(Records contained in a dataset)
— Start —
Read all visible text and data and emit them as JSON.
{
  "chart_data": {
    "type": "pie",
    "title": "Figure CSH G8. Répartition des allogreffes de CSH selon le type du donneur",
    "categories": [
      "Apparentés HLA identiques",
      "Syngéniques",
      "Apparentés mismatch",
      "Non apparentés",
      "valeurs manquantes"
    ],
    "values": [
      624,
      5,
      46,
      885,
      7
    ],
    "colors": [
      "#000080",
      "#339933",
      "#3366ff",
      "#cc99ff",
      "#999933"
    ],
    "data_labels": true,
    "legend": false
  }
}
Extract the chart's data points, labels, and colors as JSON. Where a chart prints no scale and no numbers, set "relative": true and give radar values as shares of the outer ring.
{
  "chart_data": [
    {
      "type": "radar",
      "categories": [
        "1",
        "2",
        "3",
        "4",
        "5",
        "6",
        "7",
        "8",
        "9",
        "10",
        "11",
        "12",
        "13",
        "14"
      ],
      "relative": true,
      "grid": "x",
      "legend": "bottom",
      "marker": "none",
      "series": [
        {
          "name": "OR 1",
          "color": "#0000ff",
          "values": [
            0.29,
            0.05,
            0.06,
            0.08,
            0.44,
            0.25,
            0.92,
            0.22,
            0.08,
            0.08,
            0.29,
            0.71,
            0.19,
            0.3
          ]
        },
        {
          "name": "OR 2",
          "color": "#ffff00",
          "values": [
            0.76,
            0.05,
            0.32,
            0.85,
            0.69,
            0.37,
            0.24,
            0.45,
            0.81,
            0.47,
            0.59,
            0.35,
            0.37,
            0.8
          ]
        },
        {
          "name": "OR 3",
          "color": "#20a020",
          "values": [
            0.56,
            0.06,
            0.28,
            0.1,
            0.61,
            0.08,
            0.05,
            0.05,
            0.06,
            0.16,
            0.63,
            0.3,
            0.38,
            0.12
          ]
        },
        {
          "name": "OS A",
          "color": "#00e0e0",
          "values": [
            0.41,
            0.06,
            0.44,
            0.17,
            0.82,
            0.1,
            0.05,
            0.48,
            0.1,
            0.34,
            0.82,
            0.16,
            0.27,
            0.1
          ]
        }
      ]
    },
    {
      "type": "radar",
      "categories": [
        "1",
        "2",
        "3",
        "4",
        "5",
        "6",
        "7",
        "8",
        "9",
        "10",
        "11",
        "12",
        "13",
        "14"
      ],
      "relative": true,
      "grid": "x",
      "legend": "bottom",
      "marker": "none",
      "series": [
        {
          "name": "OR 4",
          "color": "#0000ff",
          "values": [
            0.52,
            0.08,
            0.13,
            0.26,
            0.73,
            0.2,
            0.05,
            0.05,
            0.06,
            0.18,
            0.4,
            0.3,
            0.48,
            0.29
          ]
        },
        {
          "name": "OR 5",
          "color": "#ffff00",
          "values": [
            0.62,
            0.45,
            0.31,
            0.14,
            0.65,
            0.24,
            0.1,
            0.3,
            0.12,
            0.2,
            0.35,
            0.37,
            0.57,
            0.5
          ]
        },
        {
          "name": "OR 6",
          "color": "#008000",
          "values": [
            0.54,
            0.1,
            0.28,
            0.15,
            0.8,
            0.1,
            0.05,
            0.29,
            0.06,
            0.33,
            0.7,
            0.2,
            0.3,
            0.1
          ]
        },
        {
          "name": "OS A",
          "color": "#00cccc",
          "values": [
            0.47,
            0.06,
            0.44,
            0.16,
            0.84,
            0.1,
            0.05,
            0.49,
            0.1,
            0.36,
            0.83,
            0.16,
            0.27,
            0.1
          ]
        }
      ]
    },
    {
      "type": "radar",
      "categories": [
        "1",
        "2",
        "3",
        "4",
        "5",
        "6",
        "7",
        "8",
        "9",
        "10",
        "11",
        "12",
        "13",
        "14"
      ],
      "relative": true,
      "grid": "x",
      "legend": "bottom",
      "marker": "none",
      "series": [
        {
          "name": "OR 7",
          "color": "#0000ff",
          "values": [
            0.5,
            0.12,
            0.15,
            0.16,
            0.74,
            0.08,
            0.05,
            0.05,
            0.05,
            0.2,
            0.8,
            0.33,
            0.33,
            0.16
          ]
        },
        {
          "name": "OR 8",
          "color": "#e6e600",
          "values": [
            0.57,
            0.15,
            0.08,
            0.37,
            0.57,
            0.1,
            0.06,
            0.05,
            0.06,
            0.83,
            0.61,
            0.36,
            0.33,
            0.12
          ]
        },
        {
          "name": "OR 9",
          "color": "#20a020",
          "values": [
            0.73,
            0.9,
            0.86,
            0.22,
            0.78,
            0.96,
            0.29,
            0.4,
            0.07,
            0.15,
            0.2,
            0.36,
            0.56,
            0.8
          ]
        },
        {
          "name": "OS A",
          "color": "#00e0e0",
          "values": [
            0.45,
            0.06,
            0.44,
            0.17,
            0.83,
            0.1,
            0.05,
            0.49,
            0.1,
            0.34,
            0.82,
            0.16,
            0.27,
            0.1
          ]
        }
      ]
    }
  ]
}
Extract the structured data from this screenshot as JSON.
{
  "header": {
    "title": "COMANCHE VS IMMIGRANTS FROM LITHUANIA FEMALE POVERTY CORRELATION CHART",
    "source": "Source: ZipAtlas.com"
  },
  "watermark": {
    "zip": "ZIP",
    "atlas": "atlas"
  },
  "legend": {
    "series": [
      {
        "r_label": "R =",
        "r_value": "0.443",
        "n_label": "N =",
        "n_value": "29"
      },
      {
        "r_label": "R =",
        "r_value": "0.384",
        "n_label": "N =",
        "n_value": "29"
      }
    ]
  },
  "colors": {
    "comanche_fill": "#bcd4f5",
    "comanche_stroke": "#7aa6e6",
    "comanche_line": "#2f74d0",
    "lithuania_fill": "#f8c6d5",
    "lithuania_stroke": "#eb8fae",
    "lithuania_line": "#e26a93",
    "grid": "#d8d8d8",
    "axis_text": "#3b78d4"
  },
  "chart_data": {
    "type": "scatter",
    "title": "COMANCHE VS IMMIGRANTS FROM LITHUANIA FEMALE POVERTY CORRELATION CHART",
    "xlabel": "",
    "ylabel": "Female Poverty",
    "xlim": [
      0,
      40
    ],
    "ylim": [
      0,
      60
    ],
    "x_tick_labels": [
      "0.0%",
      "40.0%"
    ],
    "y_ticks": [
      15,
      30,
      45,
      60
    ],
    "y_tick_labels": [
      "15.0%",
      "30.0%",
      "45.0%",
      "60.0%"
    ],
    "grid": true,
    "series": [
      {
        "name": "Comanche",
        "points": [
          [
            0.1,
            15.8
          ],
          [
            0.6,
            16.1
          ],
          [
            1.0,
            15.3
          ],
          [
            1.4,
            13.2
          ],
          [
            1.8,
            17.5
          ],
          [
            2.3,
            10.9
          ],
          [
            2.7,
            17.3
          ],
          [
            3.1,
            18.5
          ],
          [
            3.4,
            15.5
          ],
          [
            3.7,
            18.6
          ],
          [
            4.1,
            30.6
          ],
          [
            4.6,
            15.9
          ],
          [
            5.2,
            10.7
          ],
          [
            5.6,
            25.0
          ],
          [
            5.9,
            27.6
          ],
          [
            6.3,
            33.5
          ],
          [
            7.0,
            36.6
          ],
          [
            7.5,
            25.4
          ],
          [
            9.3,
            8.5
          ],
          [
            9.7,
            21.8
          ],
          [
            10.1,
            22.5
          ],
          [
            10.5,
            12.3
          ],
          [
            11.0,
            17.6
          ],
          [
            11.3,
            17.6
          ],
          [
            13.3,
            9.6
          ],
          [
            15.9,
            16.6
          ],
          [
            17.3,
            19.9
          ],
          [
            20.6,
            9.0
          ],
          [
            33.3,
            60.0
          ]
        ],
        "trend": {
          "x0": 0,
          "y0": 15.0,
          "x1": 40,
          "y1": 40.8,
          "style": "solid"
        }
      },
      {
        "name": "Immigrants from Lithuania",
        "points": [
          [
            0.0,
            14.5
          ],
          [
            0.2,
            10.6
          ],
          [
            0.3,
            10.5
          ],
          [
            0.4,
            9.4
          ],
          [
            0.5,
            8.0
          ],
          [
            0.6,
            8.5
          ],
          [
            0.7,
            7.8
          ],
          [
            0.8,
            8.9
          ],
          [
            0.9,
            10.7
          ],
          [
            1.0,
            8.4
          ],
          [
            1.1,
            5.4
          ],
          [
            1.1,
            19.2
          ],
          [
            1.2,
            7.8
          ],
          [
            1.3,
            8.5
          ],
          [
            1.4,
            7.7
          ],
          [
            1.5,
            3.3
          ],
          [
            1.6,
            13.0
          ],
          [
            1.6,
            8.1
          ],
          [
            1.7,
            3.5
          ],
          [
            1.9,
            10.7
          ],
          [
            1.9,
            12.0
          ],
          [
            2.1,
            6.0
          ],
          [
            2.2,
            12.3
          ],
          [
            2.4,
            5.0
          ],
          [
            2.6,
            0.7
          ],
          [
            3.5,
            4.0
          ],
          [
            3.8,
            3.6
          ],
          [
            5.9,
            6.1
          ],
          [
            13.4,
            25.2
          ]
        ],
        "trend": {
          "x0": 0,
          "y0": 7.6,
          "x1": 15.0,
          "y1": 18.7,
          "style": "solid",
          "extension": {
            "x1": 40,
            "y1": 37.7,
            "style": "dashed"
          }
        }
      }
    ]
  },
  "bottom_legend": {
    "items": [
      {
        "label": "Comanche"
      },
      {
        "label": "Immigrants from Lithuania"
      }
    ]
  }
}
— End —
→ Written problem
Take every line above carrying "Extract" and return it.

→ Reply to the exercise
Extract the chart's data points, labels, and colors as JSON. Where a chart prints no scale and no numbers, set "relative": true and give radar values as shares of the outer ring.
Extract the structured data from this screenshot as JSON.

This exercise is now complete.